◆ OBJECTIVE
Count every line where "ylabel" occurs. Give the total alone.

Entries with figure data

⟨

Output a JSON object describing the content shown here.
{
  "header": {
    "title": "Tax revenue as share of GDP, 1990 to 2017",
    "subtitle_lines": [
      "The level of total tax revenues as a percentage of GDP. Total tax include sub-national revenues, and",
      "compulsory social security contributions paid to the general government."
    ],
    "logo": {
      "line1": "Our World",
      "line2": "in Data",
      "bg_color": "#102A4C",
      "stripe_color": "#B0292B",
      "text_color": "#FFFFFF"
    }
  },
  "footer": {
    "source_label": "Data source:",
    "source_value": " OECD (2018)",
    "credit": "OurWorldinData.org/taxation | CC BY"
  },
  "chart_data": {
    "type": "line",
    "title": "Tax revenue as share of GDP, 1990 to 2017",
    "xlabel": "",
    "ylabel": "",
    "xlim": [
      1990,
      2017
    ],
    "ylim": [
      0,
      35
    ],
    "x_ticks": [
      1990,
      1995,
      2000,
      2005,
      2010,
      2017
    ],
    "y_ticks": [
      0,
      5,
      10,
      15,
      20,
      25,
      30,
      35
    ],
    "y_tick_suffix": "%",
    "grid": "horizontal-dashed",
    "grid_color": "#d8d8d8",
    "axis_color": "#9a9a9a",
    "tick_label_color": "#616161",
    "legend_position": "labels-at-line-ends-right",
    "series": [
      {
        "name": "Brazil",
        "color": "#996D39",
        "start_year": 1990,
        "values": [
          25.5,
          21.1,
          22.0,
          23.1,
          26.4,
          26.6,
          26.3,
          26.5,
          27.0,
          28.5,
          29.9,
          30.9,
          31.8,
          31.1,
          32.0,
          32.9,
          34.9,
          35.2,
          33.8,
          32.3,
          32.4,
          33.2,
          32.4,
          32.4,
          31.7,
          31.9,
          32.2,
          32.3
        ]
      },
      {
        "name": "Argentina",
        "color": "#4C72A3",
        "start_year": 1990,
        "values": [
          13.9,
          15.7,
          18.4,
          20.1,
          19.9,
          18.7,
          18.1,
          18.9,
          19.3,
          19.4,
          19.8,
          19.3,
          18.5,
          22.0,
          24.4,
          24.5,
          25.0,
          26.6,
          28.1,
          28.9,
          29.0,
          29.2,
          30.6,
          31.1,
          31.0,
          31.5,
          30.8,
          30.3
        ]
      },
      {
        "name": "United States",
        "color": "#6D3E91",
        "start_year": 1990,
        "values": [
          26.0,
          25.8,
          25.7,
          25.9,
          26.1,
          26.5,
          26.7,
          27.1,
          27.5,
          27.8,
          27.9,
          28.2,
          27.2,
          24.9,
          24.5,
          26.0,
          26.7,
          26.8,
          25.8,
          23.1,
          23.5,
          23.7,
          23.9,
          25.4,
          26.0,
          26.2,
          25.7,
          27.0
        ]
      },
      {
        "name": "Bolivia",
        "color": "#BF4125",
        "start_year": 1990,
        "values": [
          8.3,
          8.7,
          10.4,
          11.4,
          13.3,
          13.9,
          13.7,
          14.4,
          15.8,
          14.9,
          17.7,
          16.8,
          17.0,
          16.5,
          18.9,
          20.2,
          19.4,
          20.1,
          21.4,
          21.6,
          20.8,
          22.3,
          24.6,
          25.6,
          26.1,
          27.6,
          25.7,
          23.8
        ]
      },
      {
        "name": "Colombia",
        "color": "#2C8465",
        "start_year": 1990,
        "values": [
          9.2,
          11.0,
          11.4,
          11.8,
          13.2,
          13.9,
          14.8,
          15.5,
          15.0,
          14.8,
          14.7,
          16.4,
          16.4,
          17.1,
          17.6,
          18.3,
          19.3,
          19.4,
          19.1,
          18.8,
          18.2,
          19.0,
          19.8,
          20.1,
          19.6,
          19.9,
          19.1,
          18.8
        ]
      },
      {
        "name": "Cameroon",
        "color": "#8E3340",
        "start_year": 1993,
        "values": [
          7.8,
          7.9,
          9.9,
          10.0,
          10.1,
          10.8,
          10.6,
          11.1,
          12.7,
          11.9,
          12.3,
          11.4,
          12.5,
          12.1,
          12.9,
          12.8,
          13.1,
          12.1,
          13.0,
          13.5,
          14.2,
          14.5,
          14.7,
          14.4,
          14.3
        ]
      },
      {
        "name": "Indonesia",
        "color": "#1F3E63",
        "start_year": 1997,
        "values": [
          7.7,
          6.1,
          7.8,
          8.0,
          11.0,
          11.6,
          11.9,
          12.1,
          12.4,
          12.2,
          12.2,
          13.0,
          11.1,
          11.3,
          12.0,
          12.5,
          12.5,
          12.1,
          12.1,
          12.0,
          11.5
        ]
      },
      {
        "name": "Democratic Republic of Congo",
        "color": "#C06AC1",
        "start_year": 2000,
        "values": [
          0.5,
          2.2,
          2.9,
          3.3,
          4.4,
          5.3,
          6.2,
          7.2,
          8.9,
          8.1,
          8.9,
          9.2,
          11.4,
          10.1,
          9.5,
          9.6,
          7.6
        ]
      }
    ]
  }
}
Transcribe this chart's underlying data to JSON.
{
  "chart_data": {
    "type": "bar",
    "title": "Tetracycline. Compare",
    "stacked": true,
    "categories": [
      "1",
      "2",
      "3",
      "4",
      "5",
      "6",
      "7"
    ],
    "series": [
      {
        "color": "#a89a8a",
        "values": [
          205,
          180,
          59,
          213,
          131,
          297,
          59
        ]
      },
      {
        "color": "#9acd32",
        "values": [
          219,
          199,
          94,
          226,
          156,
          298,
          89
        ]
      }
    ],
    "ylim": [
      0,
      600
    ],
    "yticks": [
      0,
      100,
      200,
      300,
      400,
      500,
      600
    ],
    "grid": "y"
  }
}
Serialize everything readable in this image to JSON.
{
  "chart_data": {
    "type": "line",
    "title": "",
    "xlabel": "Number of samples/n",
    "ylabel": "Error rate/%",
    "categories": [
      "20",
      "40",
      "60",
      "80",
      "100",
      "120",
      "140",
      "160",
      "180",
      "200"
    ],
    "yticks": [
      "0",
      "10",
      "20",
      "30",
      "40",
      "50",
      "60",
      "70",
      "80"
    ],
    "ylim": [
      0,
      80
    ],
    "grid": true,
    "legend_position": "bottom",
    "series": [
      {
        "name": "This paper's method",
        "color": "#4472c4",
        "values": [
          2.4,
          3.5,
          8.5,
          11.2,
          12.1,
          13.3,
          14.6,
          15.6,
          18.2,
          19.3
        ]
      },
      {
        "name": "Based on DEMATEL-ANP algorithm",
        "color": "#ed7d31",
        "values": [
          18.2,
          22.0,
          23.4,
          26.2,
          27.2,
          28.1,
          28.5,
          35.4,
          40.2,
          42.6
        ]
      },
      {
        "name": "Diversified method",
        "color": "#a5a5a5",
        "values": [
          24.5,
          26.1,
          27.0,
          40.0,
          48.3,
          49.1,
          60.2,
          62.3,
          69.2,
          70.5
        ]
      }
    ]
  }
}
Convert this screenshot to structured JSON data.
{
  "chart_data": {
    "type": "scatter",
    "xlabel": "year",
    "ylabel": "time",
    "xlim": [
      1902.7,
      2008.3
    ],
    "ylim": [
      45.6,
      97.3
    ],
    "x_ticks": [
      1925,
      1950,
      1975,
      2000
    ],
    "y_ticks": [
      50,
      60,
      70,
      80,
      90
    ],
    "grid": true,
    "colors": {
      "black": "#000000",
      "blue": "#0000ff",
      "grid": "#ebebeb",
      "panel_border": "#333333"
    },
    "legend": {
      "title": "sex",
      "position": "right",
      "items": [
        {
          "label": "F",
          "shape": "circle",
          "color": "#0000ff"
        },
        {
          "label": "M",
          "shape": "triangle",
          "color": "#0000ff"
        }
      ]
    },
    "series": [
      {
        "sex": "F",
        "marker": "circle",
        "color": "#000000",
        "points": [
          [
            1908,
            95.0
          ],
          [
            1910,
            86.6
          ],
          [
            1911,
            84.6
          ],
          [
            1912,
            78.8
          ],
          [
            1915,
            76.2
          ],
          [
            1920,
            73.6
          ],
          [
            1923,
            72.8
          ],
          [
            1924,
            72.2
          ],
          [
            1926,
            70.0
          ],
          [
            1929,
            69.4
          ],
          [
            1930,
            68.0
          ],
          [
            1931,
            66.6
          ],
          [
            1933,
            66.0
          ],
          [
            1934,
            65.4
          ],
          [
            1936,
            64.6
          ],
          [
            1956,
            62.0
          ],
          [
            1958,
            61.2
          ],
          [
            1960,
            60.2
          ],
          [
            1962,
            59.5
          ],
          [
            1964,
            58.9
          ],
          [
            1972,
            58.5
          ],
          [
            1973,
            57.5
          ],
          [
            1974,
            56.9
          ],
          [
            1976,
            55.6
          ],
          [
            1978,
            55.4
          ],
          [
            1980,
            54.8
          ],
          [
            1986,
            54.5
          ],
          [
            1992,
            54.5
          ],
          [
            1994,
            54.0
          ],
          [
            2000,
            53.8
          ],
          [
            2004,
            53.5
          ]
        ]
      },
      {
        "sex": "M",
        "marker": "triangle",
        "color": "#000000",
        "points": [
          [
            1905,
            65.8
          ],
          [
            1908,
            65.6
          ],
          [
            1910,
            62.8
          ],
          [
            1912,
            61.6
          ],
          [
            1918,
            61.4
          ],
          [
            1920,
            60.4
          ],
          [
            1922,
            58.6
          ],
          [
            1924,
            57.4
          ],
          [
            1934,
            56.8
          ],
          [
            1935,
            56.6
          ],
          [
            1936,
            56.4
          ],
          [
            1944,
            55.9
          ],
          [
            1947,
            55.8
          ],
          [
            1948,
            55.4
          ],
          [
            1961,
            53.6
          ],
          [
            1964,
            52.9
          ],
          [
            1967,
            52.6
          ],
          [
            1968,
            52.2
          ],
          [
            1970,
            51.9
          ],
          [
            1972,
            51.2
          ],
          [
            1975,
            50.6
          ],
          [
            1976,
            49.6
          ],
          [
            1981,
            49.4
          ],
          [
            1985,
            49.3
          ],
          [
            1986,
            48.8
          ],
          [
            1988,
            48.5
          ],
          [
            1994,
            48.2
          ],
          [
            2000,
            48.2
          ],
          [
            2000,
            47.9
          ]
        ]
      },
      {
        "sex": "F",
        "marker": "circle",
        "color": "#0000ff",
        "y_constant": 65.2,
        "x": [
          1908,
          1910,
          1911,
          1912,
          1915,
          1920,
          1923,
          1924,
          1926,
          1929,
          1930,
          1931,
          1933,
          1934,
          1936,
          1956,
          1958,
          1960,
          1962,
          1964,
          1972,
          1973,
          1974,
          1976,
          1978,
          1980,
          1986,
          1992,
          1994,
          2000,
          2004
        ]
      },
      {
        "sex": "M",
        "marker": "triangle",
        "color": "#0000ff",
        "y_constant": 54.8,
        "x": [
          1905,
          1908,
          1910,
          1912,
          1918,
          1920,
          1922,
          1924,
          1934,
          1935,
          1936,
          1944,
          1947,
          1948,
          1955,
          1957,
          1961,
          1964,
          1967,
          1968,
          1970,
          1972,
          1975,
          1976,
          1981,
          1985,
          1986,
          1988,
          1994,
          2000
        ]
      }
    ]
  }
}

⟩

◆ FULL OUTPUT
3